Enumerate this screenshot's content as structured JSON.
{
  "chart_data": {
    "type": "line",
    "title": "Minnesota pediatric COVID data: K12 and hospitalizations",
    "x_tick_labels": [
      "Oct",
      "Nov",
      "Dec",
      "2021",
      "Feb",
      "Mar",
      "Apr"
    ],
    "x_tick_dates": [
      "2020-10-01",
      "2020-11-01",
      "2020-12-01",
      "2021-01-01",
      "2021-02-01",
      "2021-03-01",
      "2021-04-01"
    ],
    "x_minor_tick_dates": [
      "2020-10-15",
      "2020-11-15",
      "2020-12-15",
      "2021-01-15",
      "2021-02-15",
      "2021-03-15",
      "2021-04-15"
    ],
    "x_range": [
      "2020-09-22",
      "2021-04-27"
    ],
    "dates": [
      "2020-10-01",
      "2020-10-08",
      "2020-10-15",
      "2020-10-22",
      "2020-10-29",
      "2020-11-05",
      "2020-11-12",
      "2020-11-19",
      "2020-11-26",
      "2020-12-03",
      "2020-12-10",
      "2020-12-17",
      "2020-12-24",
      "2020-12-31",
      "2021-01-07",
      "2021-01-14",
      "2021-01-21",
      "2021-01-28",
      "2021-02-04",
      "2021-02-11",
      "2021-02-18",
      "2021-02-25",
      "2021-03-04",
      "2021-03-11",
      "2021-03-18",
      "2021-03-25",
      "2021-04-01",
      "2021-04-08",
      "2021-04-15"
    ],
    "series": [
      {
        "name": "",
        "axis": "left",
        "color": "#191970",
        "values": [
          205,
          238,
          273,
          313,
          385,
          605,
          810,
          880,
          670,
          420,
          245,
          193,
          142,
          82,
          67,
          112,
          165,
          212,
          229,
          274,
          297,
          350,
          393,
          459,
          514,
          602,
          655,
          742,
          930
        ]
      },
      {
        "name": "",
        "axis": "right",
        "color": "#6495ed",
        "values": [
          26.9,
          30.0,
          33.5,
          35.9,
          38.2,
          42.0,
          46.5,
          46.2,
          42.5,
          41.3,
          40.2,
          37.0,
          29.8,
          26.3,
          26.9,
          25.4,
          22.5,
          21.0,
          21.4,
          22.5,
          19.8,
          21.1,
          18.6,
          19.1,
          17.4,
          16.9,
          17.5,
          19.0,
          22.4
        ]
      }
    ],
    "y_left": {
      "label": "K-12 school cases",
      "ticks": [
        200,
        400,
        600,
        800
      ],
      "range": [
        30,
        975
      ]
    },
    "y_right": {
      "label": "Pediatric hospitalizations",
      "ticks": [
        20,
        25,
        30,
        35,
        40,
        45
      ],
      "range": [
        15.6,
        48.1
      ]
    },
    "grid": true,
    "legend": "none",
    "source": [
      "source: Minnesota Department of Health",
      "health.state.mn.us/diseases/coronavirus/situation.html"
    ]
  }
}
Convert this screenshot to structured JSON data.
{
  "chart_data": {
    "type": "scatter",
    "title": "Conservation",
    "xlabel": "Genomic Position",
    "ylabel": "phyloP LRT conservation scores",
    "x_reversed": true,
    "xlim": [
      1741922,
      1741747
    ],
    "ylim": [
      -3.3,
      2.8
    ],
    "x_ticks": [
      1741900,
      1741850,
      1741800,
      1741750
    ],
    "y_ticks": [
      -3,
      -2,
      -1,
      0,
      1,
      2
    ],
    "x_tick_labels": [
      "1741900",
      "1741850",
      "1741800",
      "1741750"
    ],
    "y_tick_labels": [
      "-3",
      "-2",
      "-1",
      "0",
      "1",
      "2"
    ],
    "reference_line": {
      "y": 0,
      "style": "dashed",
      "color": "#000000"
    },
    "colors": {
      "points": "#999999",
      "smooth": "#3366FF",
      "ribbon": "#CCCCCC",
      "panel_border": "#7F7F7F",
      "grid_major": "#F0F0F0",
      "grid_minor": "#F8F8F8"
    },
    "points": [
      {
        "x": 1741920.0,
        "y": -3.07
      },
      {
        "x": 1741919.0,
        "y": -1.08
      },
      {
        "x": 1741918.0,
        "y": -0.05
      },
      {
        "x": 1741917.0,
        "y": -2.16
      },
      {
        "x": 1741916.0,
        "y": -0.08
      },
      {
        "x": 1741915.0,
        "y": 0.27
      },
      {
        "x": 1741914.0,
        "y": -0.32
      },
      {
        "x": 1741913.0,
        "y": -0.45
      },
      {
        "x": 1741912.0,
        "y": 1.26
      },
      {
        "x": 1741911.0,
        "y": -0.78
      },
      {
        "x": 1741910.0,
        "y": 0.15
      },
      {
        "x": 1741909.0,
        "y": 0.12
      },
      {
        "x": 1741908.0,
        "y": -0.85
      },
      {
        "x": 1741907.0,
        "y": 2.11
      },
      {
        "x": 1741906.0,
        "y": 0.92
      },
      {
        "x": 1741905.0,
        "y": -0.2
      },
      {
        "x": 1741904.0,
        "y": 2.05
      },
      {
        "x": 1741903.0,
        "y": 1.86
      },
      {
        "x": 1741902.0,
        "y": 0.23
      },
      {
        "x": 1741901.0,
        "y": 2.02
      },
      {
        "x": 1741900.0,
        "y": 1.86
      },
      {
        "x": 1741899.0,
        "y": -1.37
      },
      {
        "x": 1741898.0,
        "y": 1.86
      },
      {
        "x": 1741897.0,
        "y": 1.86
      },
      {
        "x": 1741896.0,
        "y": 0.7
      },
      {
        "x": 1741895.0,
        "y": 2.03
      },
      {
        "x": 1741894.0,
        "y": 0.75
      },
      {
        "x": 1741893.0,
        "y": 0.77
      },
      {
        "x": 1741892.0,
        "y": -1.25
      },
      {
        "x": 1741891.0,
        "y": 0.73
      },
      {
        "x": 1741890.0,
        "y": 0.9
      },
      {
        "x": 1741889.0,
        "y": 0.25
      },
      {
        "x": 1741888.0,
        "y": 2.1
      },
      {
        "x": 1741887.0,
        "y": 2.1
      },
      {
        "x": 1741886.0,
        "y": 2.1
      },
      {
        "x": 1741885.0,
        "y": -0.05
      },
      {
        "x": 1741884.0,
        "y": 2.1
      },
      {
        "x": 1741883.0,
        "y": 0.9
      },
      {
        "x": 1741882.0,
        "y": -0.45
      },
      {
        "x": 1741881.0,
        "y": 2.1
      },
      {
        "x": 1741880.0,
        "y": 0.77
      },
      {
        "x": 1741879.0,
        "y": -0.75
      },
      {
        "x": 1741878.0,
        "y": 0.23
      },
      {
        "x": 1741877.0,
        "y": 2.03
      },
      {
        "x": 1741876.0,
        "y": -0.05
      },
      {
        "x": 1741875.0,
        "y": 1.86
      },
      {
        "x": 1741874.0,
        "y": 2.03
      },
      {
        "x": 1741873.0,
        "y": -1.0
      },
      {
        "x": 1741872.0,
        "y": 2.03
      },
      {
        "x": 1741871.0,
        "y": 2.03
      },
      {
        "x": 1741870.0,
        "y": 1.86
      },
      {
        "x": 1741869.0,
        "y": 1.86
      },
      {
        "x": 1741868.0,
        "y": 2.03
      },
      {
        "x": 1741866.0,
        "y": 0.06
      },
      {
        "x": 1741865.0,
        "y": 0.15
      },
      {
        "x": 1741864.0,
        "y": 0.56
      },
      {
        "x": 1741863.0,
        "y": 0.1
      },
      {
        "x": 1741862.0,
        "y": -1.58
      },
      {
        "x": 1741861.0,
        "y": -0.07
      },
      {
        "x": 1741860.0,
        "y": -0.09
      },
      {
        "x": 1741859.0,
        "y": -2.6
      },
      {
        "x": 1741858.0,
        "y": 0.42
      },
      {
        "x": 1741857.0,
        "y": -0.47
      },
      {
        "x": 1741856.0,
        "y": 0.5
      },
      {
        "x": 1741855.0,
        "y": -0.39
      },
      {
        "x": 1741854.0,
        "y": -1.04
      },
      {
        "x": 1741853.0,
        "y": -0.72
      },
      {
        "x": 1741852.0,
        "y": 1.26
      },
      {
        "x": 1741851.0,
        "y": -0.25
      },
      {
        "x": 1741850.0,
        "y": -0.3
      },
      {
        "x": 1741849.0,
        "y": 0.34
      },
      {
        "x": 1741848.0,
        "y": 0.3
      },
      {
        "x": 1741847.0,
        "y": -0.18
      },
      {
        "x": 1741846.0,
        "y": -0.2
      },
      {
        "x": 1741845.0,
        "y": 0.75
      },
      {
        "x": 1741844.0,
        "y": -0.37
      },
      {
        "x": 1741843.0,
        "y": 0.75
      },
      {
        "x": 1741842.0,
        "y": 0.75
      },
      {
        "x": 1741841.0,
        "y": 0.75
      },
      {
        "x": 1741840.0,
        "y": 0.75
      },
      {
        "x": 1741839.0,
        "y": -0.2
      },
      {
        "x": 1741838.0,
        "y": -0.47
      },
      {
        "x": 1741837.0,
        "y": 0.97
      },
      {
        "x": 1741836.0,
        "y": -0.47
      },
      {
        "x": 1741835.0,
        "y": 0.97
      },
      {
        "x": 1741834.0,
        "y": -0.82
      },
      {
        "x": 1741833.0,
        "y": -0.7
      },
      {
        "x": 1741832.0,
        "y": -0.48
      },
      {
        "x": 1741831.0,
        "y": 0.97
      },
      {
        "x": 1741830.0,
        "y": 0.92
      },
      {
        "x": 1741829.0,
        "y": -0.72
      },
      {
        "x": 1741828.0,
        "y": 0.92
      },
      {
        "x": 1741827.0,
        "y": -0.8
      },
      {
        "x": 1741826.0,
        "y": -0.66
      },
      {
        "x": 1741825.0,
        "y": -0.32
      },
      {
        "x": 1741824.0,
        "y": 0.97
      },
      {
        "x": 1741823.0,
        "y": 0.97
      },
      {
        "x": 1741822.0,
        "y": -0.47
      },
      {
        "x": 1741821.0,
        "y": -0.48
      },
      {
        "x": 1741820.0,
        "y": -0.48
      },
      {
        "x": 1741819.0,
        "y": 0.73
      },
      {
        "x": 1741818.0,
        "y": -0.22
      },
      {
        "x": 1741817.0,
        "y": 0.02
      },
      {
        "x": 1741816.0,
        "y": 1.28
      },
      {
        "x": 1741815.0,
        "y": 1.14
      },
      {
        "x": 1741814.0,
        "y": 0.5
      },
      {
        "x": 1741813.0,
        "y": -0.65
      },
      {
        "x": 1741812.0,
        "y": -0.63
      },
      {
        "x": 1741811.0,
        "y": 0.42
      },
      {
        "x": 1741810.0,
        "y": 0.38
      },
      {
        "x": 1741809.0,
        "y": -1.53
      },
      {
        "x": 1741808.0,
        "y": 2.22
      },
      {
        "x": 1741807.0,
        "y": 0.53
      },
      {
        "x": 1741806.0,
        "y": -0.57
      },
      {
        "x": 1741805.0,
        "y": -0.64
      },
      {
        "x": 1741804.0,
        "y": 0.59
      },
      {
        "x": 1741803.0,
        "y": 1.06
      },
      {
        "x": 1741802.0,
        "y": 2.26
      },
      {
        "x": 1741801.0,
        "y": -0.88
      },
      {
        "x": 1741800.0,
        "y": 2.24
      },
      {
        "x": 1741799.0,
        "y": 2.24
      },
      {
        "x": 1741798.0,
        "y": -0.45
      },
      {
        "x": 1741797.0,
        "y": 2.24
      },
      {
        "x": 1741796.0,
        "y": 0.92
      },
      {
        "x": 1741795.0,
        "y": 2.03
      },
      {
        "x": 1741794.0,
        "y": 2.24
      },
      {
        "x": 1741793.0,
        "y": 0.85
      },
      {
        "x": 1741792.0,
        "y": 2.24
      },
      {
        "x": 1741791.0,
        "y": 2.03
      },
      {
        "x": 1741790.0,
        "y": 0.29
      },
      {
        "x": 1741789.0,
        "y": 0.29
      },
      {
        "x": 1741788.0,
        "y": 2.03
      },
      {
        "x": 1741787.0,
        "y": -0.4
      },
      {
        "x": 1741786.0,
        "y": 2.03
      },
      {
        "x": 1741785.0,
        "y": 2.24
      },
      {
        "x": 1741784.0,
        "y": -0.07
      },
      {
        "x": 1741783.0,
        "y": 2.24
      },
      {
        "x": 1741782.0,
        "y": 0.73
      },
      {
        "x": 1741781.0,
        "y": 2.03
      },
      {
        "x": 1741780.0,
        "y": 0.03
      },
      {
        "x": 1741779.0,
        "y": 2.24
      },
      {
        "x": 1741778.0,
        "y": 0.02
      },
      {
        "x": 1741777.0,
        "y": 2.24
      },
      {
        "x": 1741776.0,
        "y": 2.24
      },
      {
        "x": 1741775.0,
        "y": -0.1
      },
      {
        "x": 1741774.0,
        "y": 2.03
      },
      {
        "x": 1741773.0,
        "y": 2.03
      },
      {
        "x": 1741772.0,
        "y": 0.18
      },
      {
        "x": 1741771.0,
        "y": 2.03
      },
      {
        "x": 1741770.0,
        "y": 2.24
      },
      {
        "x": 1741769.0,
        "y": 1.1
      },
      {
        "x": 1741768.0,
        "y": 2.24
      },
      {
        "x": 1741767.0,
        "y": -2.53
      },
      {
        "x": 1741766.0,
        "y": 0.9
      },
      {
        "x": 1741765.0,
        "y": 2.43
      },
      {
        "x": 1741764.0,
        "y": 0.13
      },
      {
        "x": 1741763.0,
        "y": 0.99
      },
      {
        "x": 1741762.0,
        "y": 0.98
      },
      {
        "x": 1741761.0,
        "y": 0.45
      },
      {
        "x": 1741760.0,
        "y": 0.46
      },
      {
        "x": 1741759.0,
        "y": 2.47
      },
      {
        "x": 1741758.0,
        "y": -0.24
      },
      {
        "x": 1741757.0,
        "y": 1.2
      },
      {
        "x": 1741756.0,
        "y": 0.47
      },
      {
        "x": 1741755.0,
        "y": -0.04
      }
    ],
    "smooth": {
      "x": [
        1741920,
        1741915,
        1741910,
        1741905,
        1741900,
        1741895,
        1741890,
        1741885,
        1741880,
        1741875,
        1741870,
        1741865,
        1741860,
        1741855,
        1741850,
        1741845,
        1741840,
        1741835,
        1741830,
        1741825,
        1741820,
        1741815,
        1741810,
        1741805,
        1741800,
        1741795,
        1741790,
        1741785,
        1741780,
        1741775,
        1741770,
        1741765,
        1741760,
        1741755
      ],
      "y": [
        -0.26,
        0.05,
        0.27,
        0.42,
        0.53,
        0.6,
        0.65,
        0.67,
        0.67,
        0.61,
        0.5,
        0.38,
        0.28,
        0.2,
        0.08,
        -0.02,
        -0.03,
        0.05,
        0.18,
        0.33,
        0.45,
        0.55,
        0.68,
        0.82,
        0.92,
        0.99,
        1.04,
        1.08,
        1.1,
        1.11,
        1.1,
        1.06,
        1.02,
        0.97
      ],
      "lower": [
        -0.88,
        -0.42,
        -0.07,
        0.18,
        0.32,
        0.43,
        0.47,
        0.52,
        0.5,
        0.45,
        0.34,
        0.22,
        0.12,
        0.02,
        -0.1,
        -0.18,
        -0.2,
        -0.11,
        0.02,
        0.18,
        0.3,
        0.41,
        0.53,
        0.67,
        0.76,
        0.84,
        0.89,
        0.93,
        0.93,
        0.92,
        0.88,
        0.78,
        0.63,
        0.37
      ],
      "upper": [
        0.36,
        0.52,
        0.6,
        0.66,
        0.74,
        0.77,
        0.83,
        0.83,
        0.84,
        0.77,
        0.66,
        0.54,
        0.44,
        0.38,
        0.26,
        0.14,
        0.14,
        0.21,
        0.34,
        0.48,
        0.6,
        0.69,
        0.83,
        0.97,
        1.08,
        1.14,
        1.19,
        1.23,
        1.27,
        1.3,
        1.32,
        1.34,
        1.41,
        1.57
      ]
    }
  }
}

**PROBLEM:** Please report all lines in the entries where "structured" appears.

**EXERCISE RESULT:**
Enumerate this screenshot's content as structured JSON.
Convert this screenshot to structured JSON data.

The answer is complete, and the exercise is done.